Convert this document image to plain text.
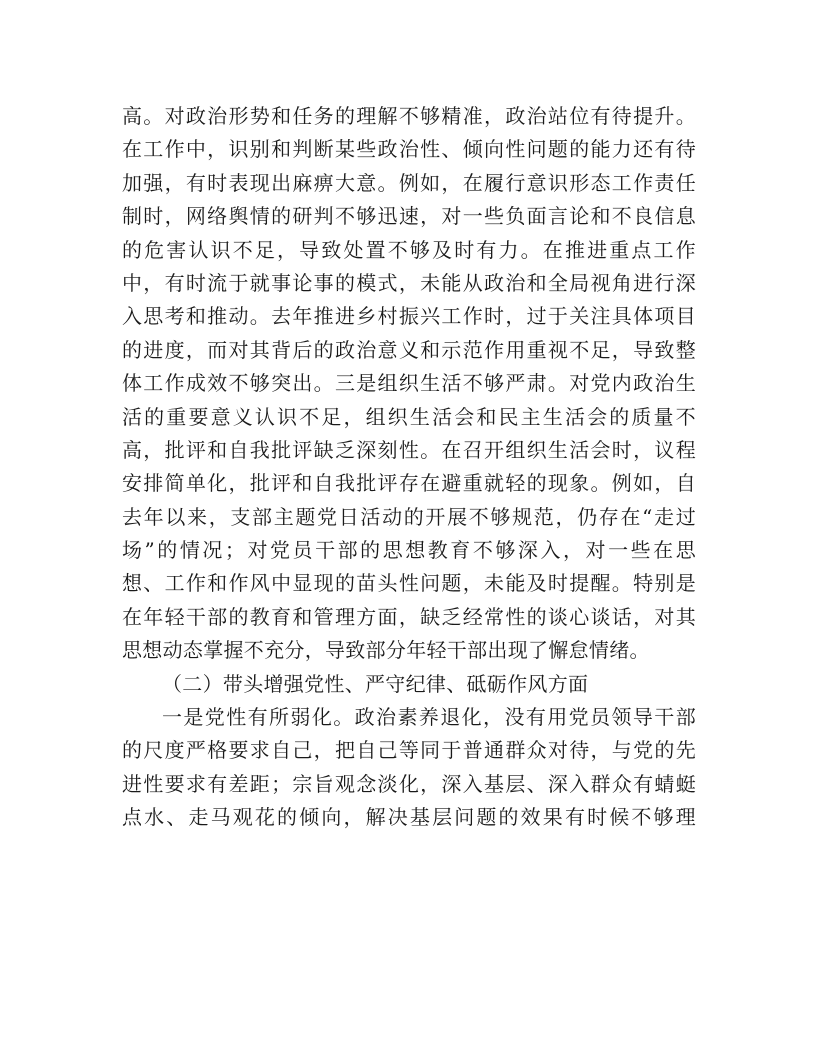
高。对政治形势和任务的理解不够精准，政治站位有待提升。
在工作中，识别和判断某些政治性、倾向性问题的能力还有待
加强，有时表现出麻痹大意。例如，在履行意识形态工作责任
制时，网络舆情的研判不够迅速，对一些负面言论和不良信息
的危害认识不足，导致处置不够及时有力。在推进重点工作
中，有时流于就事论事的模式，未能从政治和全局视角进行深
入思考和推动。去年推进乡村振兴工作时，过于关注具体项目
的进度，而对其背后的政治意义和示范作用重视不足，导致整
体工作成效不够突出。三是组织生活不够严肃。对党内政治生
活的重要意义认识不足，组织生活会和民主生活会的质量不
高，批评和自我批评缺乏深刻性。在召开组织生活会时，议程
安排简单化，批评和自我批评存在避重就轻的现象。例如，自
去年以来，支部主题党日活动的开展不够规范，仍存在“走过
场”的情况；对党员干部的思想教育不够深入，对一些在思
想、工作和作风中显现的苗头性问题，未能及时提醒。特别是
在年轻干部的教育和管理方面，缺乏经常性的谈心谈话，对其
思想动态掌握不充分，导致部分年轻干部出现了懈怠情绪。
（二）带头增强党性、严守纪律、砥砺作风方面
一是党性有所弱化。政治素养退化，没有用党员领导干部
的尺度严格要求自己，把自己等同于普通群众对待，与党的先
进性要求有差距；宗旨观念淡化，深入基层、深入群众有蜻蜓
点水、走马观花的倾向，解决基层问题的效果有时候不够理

====================

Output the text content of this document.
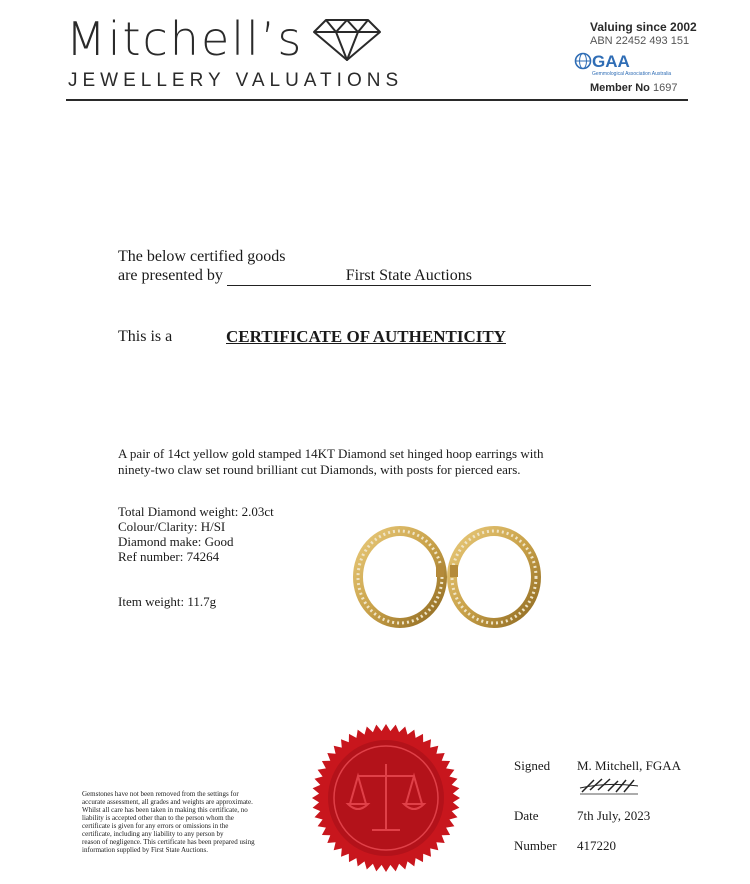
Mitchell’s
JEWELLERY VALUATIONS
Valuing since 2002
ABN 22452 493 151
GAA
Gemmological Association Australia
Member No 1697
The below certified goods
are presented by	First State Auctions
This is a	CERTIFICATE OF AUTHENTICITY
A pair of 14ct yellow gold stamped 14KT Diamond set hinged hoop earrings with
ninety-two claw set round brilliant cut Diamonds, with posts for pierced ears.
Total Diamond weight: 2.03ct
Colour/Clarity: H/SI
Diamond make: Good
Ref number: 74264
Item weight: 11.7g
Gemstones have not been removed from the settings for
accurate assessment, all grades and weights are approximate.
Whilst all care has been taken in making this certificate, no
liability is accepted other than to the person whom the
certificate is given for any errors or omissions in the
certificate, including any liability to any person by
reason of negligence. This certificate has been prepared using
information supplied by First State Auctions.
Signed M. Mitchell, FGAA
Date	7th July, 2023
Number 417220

====================

## SHORT TASK
From the material above, copy each line that includes the word "First".

## ANSWER
are presented by	First State Auctions
information supplied by First State Auctions.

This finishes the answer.